▶ Exercise directions: Set down the full listing exactly, character for character.

▶ Records shown:
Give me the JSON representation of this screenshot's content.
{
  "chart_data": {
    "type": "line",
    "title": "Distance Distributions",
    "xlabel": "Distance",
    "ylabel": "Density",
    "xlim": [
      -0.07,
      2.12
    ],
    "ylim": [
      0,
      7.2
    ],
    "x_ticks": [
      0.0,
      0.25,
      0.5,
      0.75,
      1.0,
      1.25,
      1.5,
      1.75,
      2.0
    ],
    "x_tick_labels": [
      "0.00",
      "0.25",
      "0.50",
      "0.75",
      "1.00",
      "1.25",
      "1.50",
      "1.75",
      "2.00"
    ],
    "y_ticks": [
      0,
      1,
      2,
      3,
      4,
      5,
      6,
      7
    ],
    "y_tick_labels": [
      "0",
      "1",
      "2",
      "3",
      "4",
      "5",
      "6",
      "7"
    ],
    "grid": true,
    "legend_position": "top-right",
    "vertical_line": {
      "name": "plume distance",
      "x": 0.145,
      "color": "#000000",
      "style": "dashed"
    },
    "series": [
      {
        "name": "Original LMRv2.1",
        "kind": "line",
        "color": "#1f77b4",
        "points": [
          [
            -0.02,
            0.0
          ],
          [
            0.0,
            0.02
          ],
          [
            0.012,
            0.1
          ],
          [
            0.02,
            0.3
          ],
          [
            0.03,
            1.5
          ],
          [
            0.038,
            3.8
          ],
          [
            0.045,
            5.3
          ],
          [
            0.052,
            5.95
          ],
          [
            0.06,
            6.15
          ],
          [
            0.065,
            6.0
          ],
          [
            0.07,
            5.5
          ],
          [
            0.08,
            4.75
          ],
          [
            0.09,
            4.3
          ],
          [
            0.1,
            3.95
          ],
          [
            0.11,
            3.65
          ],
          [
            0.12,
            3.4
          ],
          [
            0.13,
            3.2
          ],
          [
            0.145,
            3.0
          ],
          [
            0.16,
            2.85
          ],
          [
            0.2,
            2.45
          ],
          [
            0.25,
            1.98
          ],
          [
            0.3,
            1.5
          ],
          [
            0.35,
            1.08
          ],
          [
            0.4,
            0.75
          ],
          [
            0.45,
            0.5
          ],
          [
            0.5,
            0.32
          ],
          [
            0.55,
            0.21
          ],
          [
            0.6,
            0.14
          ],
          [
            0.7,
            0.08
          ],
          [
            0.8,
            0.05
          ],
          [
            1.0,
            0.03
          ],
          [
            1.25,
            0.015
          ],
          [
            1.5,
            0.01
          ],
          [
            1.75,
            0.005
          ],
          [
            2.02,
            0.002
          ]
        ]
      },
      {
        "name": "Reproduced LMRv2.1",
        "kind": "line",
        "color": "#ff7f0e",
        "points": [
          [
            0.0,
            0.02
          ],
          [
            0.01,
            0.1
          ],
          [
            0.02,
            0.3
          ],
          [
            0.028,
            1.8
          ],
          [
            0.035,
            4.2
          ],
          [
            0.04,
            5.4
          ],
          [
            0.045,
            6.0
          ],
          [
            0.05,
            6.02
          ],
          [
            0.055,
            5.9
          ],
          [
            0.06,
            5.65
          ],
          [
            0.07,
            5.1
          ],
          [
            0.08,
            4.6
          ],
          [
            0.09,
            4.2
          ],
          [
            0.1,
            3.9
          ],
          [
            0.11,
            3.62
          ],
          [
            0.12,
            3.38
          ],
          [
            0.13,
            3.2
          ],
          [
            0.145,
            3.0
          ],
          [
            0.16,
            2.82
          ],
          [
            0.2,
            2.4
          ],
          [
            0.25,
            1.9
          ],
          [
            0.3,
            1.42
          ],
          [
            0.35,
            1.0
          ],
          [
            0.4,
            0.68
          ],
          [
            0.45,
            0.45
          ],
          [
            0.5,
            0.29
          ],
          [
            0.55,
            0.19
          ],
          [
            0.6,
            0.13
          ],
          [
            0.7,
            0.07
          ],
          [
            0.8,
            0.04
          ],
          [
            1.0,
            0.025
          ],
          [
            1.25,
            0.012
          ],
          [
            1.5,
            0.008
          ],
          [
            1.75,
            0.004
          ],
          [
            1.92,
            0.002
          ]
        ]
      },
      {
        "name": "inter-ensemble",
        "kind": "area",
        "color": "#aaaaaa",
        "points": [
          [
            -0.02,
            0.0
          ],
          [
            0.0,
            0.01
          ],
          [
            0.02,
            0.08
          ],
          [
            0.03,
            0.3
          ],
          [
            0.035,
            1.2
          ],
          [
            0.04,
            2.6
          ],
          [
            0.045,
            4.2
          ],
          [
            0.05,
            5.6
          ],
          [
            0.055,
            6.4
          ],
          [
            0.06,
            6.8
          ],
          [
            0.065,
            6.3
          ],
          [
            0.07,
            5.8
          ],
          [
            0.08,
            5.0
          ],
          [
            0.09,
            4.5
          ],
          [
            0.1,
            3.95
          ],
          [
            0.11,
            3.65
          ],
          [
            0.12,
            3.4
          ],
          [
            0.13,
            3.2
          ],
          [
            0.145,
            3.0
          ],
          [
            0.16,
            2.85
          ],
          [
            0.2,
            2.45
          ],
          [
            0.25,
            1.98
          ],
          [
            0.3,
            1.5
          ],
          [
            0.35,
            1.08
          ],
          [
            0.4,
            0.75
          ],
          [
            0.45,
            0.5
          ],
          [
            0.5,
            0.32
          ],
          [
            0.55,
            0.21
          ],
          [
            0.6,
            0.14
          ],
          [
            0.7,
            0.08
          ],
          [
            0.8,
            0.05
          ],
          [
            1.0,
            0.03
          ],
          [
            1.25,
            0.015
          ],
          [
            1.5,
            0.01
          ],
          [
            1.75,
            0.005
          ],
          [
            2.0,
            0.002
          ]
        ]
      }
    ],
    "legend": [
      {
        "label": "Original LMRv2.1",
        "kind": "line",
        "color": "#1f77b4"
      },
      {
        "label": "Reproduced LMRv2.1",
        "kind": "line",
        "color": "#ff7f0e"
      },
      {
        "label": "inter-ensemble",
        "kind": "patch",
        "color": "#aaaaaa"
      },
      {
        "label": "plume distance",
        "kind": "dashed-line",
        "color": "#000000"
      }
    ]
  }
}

▶ The result:
Give me the JSON representation of this screenshot's content.
{
  "chart_data": {
    "type": "line",
    "title": "Distance Distributions",
    "xlabel": "Distance",
    "ylabel": "Density",
    "xlim": [
      -0.07,
      2.12
    ],
    "ylim": [
      0,
      7.2
    ],
    "x_ticks": [
      0.0,
      0.25,
      0.5,
      0.75,
      1.0,
      1.25,
      1.5,
      1.75,
      2.0
    ],
    "x_tick_labels": [
      "0.00",
      "0.25",
      "0.50",
      "0.75",
      "1.00",
      "1.25",
      "1.50",
      "1.75",
      "2.00"
    ],
    "y_ticks": [
      0,
      1,
      2,
      3,
      4,
      5,
      6,
      7
    ],
    "y_tick_labels": [
      "0",
      "1",
      "2",
      "3",
      "4",
      "5",
      "6",
      "7"
    ],
    "grid": true,
    "legend_position": "top-right",
    "vertical_line": {
      "name": "plume distance",
      "x": 0.145,
      "color": "#000000",
      "style": "dashed"
    },
    "series": [
      {
        "name": "Original LMRv2.1",
        "kind": "line",
        "color": "#1f77b4",
        "points": [
          [
            -0.02,
            0.0
          ],
          [
            0.0,
            0.02
          ],
          [
            0.012,
            0.1
          ],
          [
            0.02,
            0.3
          ],
          [
            0.03,
            1.5
          ],
          [
            0.038,
            3.8
          ],
          [
            0.045,
            5.3
          ],
          [
            0.052,
            5.95
          ],
          [
            0.06,
            6.15
          ],
          [
            0.065,
            6.0
          ],
          [
            0.07,
            5.5
          ],
          [
            0.08,
            4.75
          ],
          [
            0.09,
            4.3
          ],
          [
            0.1,
            3.95
          ],
          [
            0.11,
            3.65
          ],
          [
            0.12,
            3.4
          ],
          [
            0.13,
            3.2
          ],
          [
            0.145,
            3.0
          ],
          [
            0.16,
            2.85
          ],
          [
            0.2,
            2.45
          ],
          [
            0.25,
            1.98
          ],
          [
            0.3,
            1.5
          ],
          [
            0.35,
            1.08
          ],
          [
            0.4,
            0.75
          ],
          [
            0.45,
            0.5
          ],
          [
            0.5,
            0.32
          ],
          [
            0.55,
            0.21
          ],
          [
            0.6,
            0.14
          ],
          [
            0.7,
            0.08
          ],
          [
            0.8,
            0.05
          ],
          [
            1.0,
            0.03
          ],
          [
            1.25,
            0.015
          ],
          [
            1.5,
            0.01
          ],
          [
            1.75,
            0.005
          ],
          [
            2.02,
            0.002
          ]
        ]
      },
      {
        "name": "Reproduced LMRv2.1",
        "kind": "line",
        "color": "#ff7f0e",
        "points": [
          [
            0.0,
            0.02
          ],
          [
            0.01,
            0.1
          ],
          [
            0.02,
            0.3
          ],
          [
            0.028,
            1.8
          ],
          [
            0.035,
            4.2
          ],
          [
            0.04,
            5.4
          ],
          [
            0.045,
            6.0
          ],
          [
            0.05,
            6.02
          ],
          [
            0.055,
            5.9
          ],
          [
            0.06,
            5.65
          ],
          [
            0.07,
            5.1
          ],
          [
            0.08,
            4.6
          ],
          [
            0.09,
            4.2
          ],
          [
            0.1,
            3.9
          ],
          [
            0.11,
            3.62
          ],
          [
            0.12,
            3.38
          ],
          [
            0.13,
            3.2
          ],
          [
            0.145,
            3.0
          ],
          [
            0.16,
            2.82
          ],
          [
            0.2,
            2.4
          ],
          [
            0.25,
            1.9
          ],
          [
            0.3,
            1.42
          ],
          [
            0.35,
            1.0
          ],
          [
            0.4,
            0.68
          ],
          [
            0.45,
            0.45
          ],
          [
            0.5,
            0.29
          ],
          [
            0.55,
            0.19
          ],
          [
            0.6,
            0.13
          ],
          [
            0.7,
            0.07
          ],
          [
            0.8,
            0.04
          ],
          [
            1.0,
            0.025
          ],
          [
            1.25,
            0.012
          ],
          [
            1.5,
            0.008
          ],
          [
            1.75,
            0.004
          ],
          [
            1.92,
            0.002
          ]
        ]
      },
      {
        "name": "inter-ensemble",
        "kind": "area",
        "color": "#aaaaaa",
        "points": [
          [
            -0.02,
            0.0
          ],
          [
            0.0,
            0.01
          ],
          [
            0.02,
            0.08
          ],
          [
            0.03,
            0.3
          ],
          [
            0.035,
            1.2
          ],
          [
            0.04,
            2.6
          ],
          [
            0.045,
            4.2
          ],
          [
            0.05,
            5.6
          ],
          [
            0.055,
            6.4
          ],
          [
            0.06,
            6.8
          ],
          [
            0.065,
            6.3
          ],
          [
            0.07,
            5.8
          ],
          [
            0.08,
            5.0
          ],
          [
            0.09,
            4.5
          ],
          [
            0.1,
            3.95
          ],
          [
            0.11,
            3.65
          ],
          [
            0.12,
            3.4
          ],
          [
            0.13,
            3.2
          ],
          [
            0.145,
            3.0
          ],
          [
            0.16,
            2.85
          ],
          [
            0.2,
            2.45
          ],
          [
            0.25,
            1.98
          ],
          [
            0.3,
            1.5
          ],
          [
            0.35,
            1.08
          ],
          [
            0.4,
            0.75
          ],
          [
            0.45,
            0.5
          ],
          [
            0.5,
            0.32
          ],
          [
            0.55,
            0.21
          ],
          [
            0.6,
            0.14
          ],
          [
            0.7,
            0.08
          ],
          [
            0.8,
            0.05
          ],
          [
            1.0,
            0.03
          ],
          [
            1.25,
            0.015
          ],
          [
            1.5,
            0.01
          ],
          [
            1.75,
            0.005
          ],
          [
            2.0,
            0.002
          ]
        ]
      }
    ],
    "legend": [
      {
        "label": "Original LMRv2.1",
        "kind": "line",
        "color": "#1f77b4"
      },
      {
        "label": "Reproduced LMRv2.1",
        "kind": "line",
        "color": "#ff7f0e"
      },
      {
        "label": "inter-ensemble",
        "kind": "patch",
        "color": "#aaaaaa"
      },
      {
        "label": "plume distance",
        "kind": "dashed-line",
        "color": "#000000"
      }
    ]
  }
}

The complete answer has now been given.